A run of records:
>> Begin

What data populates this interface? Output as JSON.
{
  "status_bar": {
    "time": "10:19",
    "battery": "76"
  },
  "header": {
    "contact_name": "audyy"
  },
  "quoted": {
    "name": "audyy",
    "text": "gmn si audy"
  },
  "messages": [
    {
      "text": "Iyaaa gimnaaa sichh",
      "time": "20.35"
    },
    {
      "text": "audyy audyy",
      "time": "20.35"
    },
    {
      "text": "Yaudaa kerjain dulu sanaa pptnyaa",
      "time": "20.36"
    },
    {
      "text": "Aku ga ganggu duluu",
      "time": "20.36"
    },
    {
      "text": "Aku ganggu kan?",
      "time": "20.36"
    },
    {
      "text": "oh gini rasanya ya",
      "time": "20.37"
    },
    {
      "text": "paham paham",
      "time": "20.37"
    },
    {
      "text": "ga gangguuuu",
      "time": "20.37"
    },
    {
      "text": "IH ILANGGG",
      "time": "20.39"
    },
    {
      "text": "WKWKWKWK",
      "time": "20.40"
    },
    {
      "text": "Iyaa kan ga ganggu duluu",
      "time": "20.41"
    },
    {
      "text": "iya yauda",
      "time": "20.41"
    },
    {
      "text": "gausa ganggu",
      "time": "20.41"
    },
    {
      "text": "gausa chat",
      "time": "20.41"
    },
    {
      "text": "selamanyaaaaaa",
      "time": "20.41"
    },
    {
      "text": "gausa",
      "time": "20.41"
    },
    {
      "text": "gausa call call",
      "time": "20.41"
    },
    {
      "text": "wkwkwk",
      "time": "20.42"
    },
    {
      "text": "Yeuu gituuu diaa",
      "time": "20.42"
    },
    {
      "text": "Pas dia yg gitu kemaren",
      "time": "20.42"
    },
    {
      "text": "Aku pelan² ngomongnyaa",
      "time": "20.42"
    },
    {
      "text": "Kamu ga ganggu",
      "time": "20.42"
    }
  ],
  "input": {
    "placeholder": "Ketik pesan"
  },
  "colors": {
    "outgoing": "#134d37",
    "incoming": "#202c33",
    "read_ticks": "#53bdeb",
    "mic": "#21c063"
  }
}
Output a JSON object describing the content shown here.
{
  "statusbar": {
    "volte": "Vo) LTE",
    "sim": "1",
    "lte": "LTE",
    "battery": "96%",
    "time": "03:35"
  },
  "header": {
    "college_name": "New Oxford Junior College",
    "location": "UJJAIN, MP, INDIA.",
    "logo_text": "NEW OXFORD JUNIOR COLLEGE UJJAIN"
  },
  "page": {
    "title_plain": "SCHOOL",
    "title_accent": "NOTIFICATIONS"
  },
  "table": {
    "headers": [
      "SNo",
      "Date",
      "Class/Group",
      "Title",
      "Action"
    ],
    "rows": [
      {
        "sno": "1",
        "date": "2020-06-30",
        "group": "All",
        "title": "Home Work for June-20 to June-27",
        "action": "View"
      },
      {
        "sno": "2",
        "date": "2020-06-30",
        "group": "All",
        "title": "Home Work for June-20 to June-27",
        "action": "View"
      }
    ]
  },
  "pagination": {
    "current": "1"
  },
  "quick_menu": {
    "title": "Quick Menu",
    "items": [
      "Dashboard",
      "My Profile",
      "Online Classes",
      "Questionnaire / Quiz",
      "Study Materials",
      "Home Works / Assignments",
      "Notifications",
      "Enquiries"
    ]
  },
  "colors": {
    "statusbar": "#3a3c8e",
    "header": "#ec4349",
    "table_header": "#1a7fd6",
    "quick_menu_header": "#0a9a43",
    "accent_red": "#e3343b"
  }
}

>> End

**Stated exercise:** Copy out the full material exactly as it appears.

**Completed exercise:**
What data populates this interface? Output as JSON.
{
  "status_bar": {
    "time": "10:19",
    "battery": "76"
  },
  "header": {
    "contact_name": "audyy"
  },
  "quoted": {
    "name": "audyy",
    "text": "gmn si audy"
  },
  "messages": [
    {
      "text": "Iyaaa gimnaaa sichh",
      "time": "20.35"
    },
    {
      "text": "audyy audyy",
      "time": "20.35"
    },
    {
      "text": "Yaudaa kerjain dulu sanaa pptnyaa",
      "time": "20.36"
    },
    {
      "text": "Aku ga ganggu duluu",
      "time": "20.36"
    },
    {
      "text": "Aku ganggu kan?",
      "time": "20.36"
    },
    {
      "text": "oh gini rasanya ya",
      "time": "20.37"
    },
    {
      "text": "paham paham",
      "time": "20.37"
    },
    {
      "text": "ga gangguuuu",
      "time": "20.37"
    },
    {
      "text": "IH ILANGGG",
      "time": "20.39"
    },
    {
      "text": "WKWKWKWK",
      "time": "20.40"
    },
    {
      "text": "Iyaa kan ga ganggu duluu",
      "time": "20.41"
    },
    {
      "text": "iya yauda",
      "time": "20.41"
    },
    {
      "text": "gausa ganggu",
      "time": "20.41"
    },
    {
      "text": "gausa chat",
      "time": "20.41"
    },
    {
      "text": "selamanyaaaaaa",
      "time": "20.41"
    },
    {
      "text": "gausa",
      "time": "20.41"
    },
    {
      "text": "gausa call call",
      "time": "20.41"
    },
    {
      "text": "wkwkwk",
      "time": "20.42"
    },
    {
      "text": "Yeuu gituuu diaa",
      "time": "20.42"
    },
    {
      "text": "Pas dia yg gitu kemaren",
      "time": "20.42"
    },
    {
      "text": "Aku pelan² ngomongnyaa",
      "time": "20.42"
    },
    {
      "text": "Kamu ga ganggu",
      "time": "20.42"
    }
  ],
  "input": {
    "placeholder": "Ketik pesan"
  },
  "colors": {
    "outgoing": "#134d37",
    "incoming": "#202c33",
    "read_ticks": "#53bdeb",
    "mic": "#21c063"
  }
}
Output a JSON object describing the content shown here.
{
  "statusbar": {
    "volte": "Vo) LTE",
    "sim": "1",
    "lte": "LTE",
    "battery": "96%",
    "time": "03:35"
  },
  "header": {
    "college_name": "New Oxford Junior College",
    "location": "UJJAIN, MP, INDIA.",
    "logo_text": "NEW OXFORD JUNIOR COLLEGE UJJAIN"
  },
  "page": {
    "title_plain": "SCHOOL",
    "title_accent": "NOTIFICATIONS"
  },
  "table": {
    "headers": [
      "SNo",
      "Date",
      "Class/Group",
      "Title",
      "Action"
    ],
    "rows": [
      {
        "sno": "1",
        "date": "2020-06-30",
        "group": "All",
        "title": "Home Work for June-20 to June-27",
        "action": "View"
      },
      {
        "sno": "2",
        "date": "2020-06-30",
        "group": "All",
        "title": "Home Work for June-20 to June-27",
        "action": "View"
      }
    ]
  },
  "pagination": {
    "current": "1"
  },
  "quick_menu": {
    "title": "Quick Menu",
    "items": [
      "Dashboard",
      "My Profile",
      "Online Classes",
      "Questionnaire / Quiz",
      "Study Materials",
      "Home Works / Assignments",
      "Notifications",
      "Enquiries"
    ]
  },
  "colors": {
    "statusbar": "#3a3c8e",
    "header": "#ec4349",
    "table_header": "#1a7fd6",
    "quick_menu_header": "#0a9a43",
    "accent_red": "#e3343b"
  }
}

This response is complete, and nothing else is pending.